(Task objective)
Restate the records below word for word, and omit the images they hold.

(Records for this exercise)
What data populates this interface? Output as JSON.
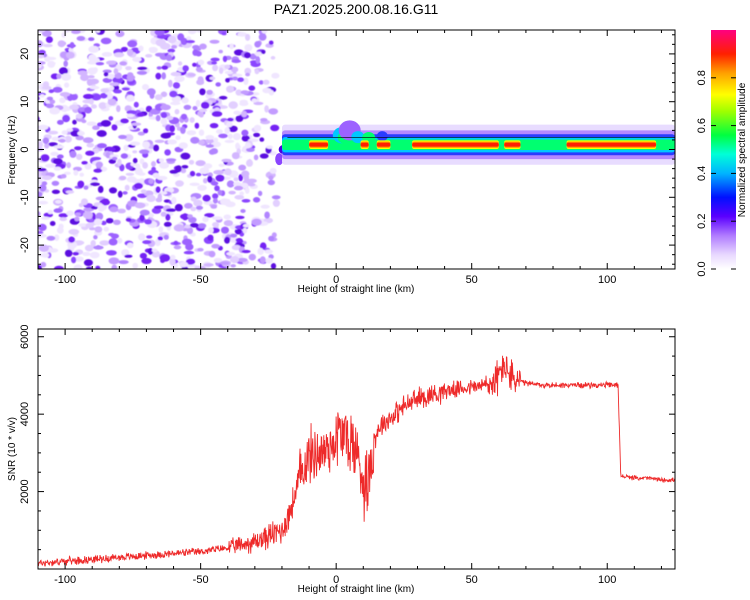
{
  "title": "PAZ1.2025.200.08.16.G11",
  "chart_data": [
    {
      "type": "heatmap",
      "xlabel": "Height of straight line (km)",
      "ylabel": "Frequency (Hz)",
      "xlim": [
        -110,
        125
      ],
      "ylim": [
        -25,
        25
      ],
      "xticks": [
        -100,
        -50,
        0,
        50,
        100
      ],
      "yticks": [
        -20,
        -10,
        0,
        10,
        20
      ],
      "colorbar": {
        "label": "Normalized spectral amplitude",
        "range": [
          0,
          1
        ],
        "ticks": [
          "0.0",
          "0.2",
          "0.4",
          "0.6",
          "0.8"
        ],
        "colormap": "white-purple-blue-cyan-green-yellow-orange-red-magenta"
      },
      "features": {
        "noise_region_x": [
          -110,
          -22
        ],
        "signal_line_frequency_hz": 1,
        "signal_region_x": [
          -22,
          125
        ]
      }
    },
    {
      "type": "line",
      "xlabel": "Height of straight line (km)",
      "ylabel": "SNR (10 * v/v)",
      "xlim": [
        -110,
        125
      ],
      "ylim": [
        0,
        6200
      ],
      "xticks": [
        -100,
        -50,
        0,
        50,
        100
      ],
      "yticks": [
        2000,
        4000,
        6000
      ],
      "series_color": "#ee2a2a",
      "series": [
        {
          "x": [
            -110,
            -100,
            -90,
            -80,
            -70,
            -60,
            -50,
            -40,
            -30,
            -25,
            -20,
            -18,
            -16,
            -14,
            -12,
            -10,
            -8,
            -5,
            -2,
            0,
            2,
            5,
            7,
            9,
            10,
            12,
            14,
            16,
            20,
            25,
            30,
            35,
            40,
            45,
            50,
            55,
            58,
            60,
            62,
            65,
            70,
            75,
            80,
            90,
            100,
            104,
            105,
            110,
            115,
            120,
            125
          ],
          "y": [
            150,
            200,
            250,
            300,
            350,
            400,
            450,
            550,
            700,
            850,
            1000,
            1300,
            1700,
            2200,
            2700,
            2900,
            3000,
            3000,
            3200,
            3400,
            3500,
            3300,
            3100,
            2700,
            2200,
            2400,
            3300,
            3700,
            3900,
            4200,
            4400,
            4500,
            4600,
            4650,
            4700,
            4750,
            4800,
            5000,
            5300,
            4900,
            4800,
            4750,
            4750,
            4750,
            4750,
            4750,
            2400,
            2350,
            2350,
            2300,
            2300
          ]
        }
      ]
    }
  ]
}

(The output)
What data populates this interface? Output as JSON.
{
  "title": "PAZ1.2025.200.08.16.G11",
  "chart_data": [
    {
      "type": "heatmap",
      "xlabel": "Height of straight line (km)",
      "ylabel": "Frequency (Hz)",
      "xlim": [
        -110,
        125
      ],
      "ylim": [
        -25,
        25
      ],
      "xticks": [
        -100,
        -50,
        0,
        50,
        100
      ],
      "yticks": [
        -20,
        -10,
        0,
        10,
        20
      ],
      "colorbar": {
        "label": "Normalized spectral amplitude",
        "range": [
          0,
          1
        ],
        "ticks": [
          "0.0",
          "0.2",
          "0.4",
          "0.6",
          "0.8"
        ],
        "colormap": "white-purple-blue-cyan-green-yellow-orange-red-magenta"
      },
      "features": {
        "noise_region_x": [
          -110,
          -22
        ],
        "signal_line_frequency_hz": 1,
        "signal_region_x": [
          -22,
          125
        ]
      }
    },
    {
      "type": "line",
      "xlabel": "Height of straight line (km)",
      "ylabel": "SNR (10 * v/v)",
      "xlim": [
        -110,
        125
      ],
      "ylim": [
        0,
        6200
      ],
      "xticks": [
        -100,
        -50,
        0,
        50,
        100
      ],
      "yticks": [
        2000,
        4000,
        6000
      ],
      "series_color": "#ee2a2a",
      "series": [
        {
          "x": [
            -110,
            -100,
            -90,
            -80,
            -70,
            -60,
            -50,
            -40,
            -30,
            -25,
            -20,
            -18,
            -16,
            -14,
            -12,
            -10,
            -8,
            -5,
            -2,
            0,
            2,
            5,
            7,
            9,
            10,
            12,
            14,
            16,
            20,
            25,
            30,
            35,
            40,
            45,
            50,
            55,
            58,
            60,
            62,
            65,
            70,
            75,
            80,
            90,
            100,
            104,
            105,
            110,
            115,
            120,
            125
          ],
          "y": [
            150,
            200,
            250,
            300,
            350,
            400,
            450,
            550,
            700,
            850,
            1000,
            1300,
            1700,
            2200,
            2700,
            2900,
            3000,
            3000,
            3200,
            3400,
            3500,
            3300,
            3100,
            2700,
            2200,
            2400,
            3300,
            3700,
            3900,
            4200,
            4400,
            4500,
            4600,
            4650,
            4700,
            4750,
            4800,
            5000,
            5300,
            4900,
            4800,
            4750,
            4750,
            4750,
            4750,
            4750,
            2400,
            2350,
            2350,
            2300,
            2300
          ]
        }
      ]
    }
  ]
}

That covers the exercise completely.